STATED GOAL: Return each line of the data below verbatim; pictures are to be left out.
════════════════════
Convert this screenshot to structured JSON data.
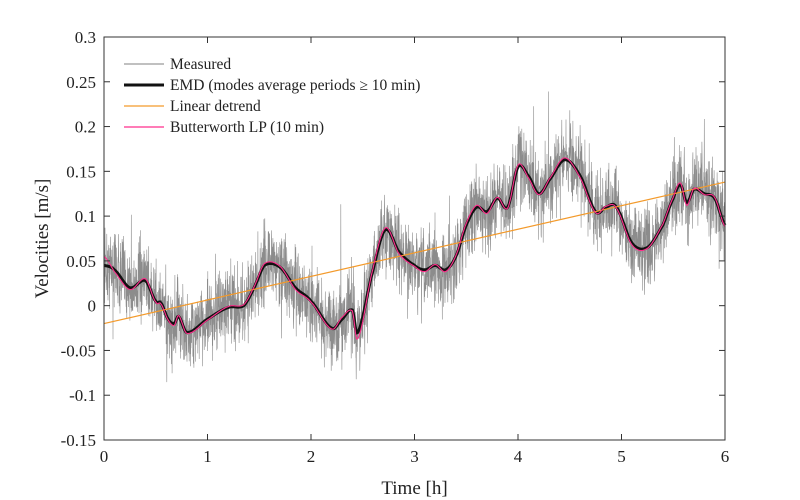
{
  "chart_data": {
    "type": "line",
    "title": "",
    "xlabel": "Time [h]",
    "ylabel": "Velocities [m/s]",
    "xlim": [
      0,
      6
    ],
    "ylim": [
      -0.15,
      0.3
    ],
    "xticks": [
      0,
      1,
      2,
      3,
      4,
      5,
      6
    ],
    "xtick_labels": [
      "0",
      "1",
      "2",
      "3",
      "4",
      "5",
      "6"
    ],
    "yticks": [
      -0.15,
      -0.1,
      -0.05,
      0,
      0.05,
      0.1,
      0.15,
      0.2,
      0.25,
      0.3
    ],
    "ytick_labels": [
      "-0.15",
      "-0.1",
      "-0.05",
      "0",
      "0.05",
      "0.1",
      "0.15",
      "0.2",
      "0.25",
      "0.3"
    ],
    "grid": false,
    "legend_position": "top-left",
    "series": [
      {
        "name": "Measured",
        "color": "#808080",
        "note_values": "high-frequency noisy signal around EMD curve"
      },
      {
        "name": "EMD (modes average periods ≥ 10 min)",
        "color": "#111111",
        "x": [
          0,
          0.1,
          0.25,
          0.4,
          0.5,
          0.55,
          0.62,
          0.68,
          0.72,
          0.8,
          1.0,
          1.2,
          1.35,
          1.45,
          1.55,
          1.7,
          1.85,
          2.0,
          2.2,
          2.3,
          2.4,
          2.45,
          2.6,
          2.72,
          2.85,
          3.0,
          3.1,
          3.2,
          3.3,
          3.4,
          3.5,
          3.6,
          3.7,
          3.8,
          3.9,
          4.0,
          4.1,
          4.2,
          4.3,
          4.45,
          4.6,
          4.75,
          4.85,
          4.95,
          5.1,
          5.25,
          5.4,
          5.5,
          5.57,
          5.63,
          5.7,
          5.8,
          5.9,
          6.0
        ],
        "y": [
          0.045,
          0.04,
          0.02,
          0.028,
          0.005,
          0.003,
          -0.015,
          -0.02,
          -0.012,
          -0.03,
          -0.015,
          -0.002,
          0,
          0.02,
          0.045,
          0.043,
          0.02,
          0.005,
          -0.025,
          -0.015,
          -0.005,
          -0.03,
          0.04,
          0.085,
          0.06,
          0.045,
          0.04,
          0.045,
          0.04,
          0.055,
          0.09,
          0.11,
          0.105,
          0.12,
          0.11,
          0.155,
          0.145,
          0.125,
          0.14,
          0.163,
          0.145,
          0.105,
          0.11,
          0.11,
          0.07,
          0.065,
          0.09,
          0.12,
          0.135,
          0.115,
          0.13,
          0.125,
          0.12,
          0.09
        ]
      },
      {
        "name": "Linear detrend",
        "color": "#f39a2b",
        "x": [
          0,
          6
        ],
        "y": [
          -0.02,
          0.138
        ]
      },
      {
        "name": "Butterworth LP (10 min)",
        "color": "#ff2e8c",
        "x": [
          0,
          0.1,
          0.25,
          0.4,
          0.5,
          0.55,
          0.62,
          0.68,
          0.72,
          0.8,
          1.0,
          1.2,
          1.35,
          1.45,
          1.55,
          1.7,
          1.85,
          2.0,
          2.2,
          2.3,
          2.4,
          2.45,
          2.6,
          2.72,
          2.85,
          3.0,
          3.1,
          3.2,
          3.3,
          3.4,
          3.5,
          3.6,
          3.7,
          3.8,
          3.9,
          4.0,
          4.1,
          4.2,
          4.3,
          4.45,
          4.6,
          4.75,
          4.85,
          4.95,
          5.1,
          5.25,
          5.4,
          5.5,
          5.57,
          5.63,
          5.7,
          5.8,
          5.9,
          6.0
        ],
        "y": [
          0.055,
          0.038,
          0.018,
          0.03,
          0.004,
          0.002,
          -0.016,
          -0.022,
          -0.011,
          -0.031,
          -0.016,
          -0.001,
          0.001,
          0.021,
          0.047,
          0.044,
          0.018,
          0.004,
          -0.026,
          -0.013,
          -0.006,
          -0.037,
          0.042,
          0.087,
          0.058,
          0.044,
          0.038,
          0.046,
          0.038,
          0.056,
          0.092,
          0.112,
          0.103,
          0.121,
          0.109,
          0.157,
          0.143,
          0.124,
          0.141,
          0.165,
          0.143,
          0.104,
          0.111,
          0.109,
          0.068,
          0.064,
          0.091,
          0.121,
          0.137,
          0.112,
          0.131,
          0.124,
          0.121,
          0.088
        ]
      }
    ]
  }
}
════════════════════
COMPLETED TASK:
Convert this screenshot to structured JSON data.
{
  "chart_data": {
    "type": "line",
    "title": "",
    "xlabel": "Time [h]",
    "ylabel": "Velocities [m/s]",
    "xlim": [
      0,
      6
    ],
    "ylim": [
      -0.15,
      0.3
    ],
    "xticks": [
      0,
      1,
      2,
      3,
      4,
      5,
      6
    ],
    "xtick_labels": [
      "0",
      "1",
      "2",
      "3",
      "4",
      "5",
      "6"
    ],
    "yticks": [
      -0.15,
      -0.1,
      -0.05,
      0,
      0.05,
      0.1,
      0.15,
      0.2,
      0.25,
      0.3
    ],
    "ytick_labels": [
      "-0.15",
      "-0.1",
      "-0.05",
      "0",
      "0.05",
      "0.1",
      "0.15",
      "0.2",
      "0.25",
      "0.3"
    ],
    "grid": false,
    "legend_position": "top-left",
    "series": [
      {
        "name": "Measured",
        "color": "#808080",
        "note_values": "high-frequency noisy signal around EMD curve"
      },
      {
        "name": "EMD (modes average periods ≥ 10 min)",
        "color": "#111111",
        "x": [
          0,
          0.1,
          0.25,
          0.4,
          0.5,
          0.55,
          0.62,
          0.68,
          0.72,
          0.8,
          1.0,
          1.2,
          1.35,
          1.45,
          1.55,
          1.7,
          1.85,
          2.0,
          2.2,
          2.3,
          2.4,
          2.45,
          2.6,
          2.72,
          2.85,
          3.0,
          3.1,
          3.2,
          3.3,
          3.4,
          3.5,
          3.6,
          3.7,
          3.8,
          3.9,
          4.0,
          4.1,
          4.2,
          4.3,
          4.45,
          4.6,
          4.75,
          4.85,
          4.95,
          5.1,
          5.25,
          5.4,
          5.5,
          5.57,
          5.63,
          5.7,
          5.8,
          5.9,
          6.0
        ],
        "y": [
          0.045,
          0.04,
          0.02,
          0.028,
          0.005,
          0.003,
          -0.015,
          -0.02,
          -0.012,
          -0.03,
          -0.015,
          -0.002,
          0,
          0.02,
          0.045,
          0.043,
          0.02,
          0.005,
          -0.025,
          -0.015,
          -0.005,
          -0.03,
          0.04,
          0.085,
          0.06,
          0.045,
          0.04,
          0.045,
          0.04,
          0.055,
          0.09,
          0.11,
          0.105,
          0.12,
          0.11,
          0.155,
          0.145,
          0.125,
          0.14,
          0.163,
          0.145,
          0.105,
          0.11,
          0.11,
          0.07,
          0.065,
          0.09,
          0.12,
          0.135,
          0.115,
          0.13,
          0.125,
          0.12,
          0.09
        ]
      },
      {
        "name": "Linear detrend",
        "color": "#f39a2b",
        "x": [
          0,
          6
        ],
        "y": [
          -0.02,
          0.138
        ]
      },
      {
        "name": "Butterworth LP (10 min)",
        "color": "#ff2e8c",
        "x": [
          0,
          0.1,
          0.25,
          0.4,
          0.5,
          0.55,
          0.62,
          0.68,
          0.72,
          0.8,
          1.0,
          1.2,
          1.35,
          1.45,
          1.55,
          1.7,
          1.85,
          2.0,
          2.2,
          2.3,
          2.4,
          2.45,
          2.6,
          2.72,
          2.85,
          3.0,
          3.1,
          3.2,
          3.3,
          3.4,
          3.5,
          3.6,
          3.7,
          3.8,
          3.9,
          4.0,
          4.1,
          4.2,
          4.3,
          4.45,
          4.6,
          4.75,
          4.85,
          4.95,
          5.1,
          5.25,
          5.4,
          5.5,
          5.57,
          5.63,
          5.7,
          5.8,
          5.9,
          6.0
        ],
        "y": [
          0.055,
          0.038,
          0.018,
          0.03,
          0.004,
          0.002,
          -0.016,
          -0.022,
          -0.011,
          -0.031,
          -0.016,
          -0.001,
          0.001,
          0.021,
          0.047,
          0.044,
          0.018,
          0.004,
          -0.026,
          -0.013,
          -0.006,
          -0.037,
          0.042,
          0.087,
          0.058,
          0.044,
          0.038,
          0.046,
          0.038,
          0.056,
          0.092,
          0.112,
          0.103,
          0.121,
          0.109,
          0.157,
          0.143,
          0.124,
          0.141,
          0.165,
          0.143,
          0.104,
          0.111,
          0.109,
          0.068,
          0.064,
          0.091,
          0.121,
          0.137,
          0.112,
          0.131,
          0.124,
          0.121,
          0.088
        ]
      }
    ]
  }
}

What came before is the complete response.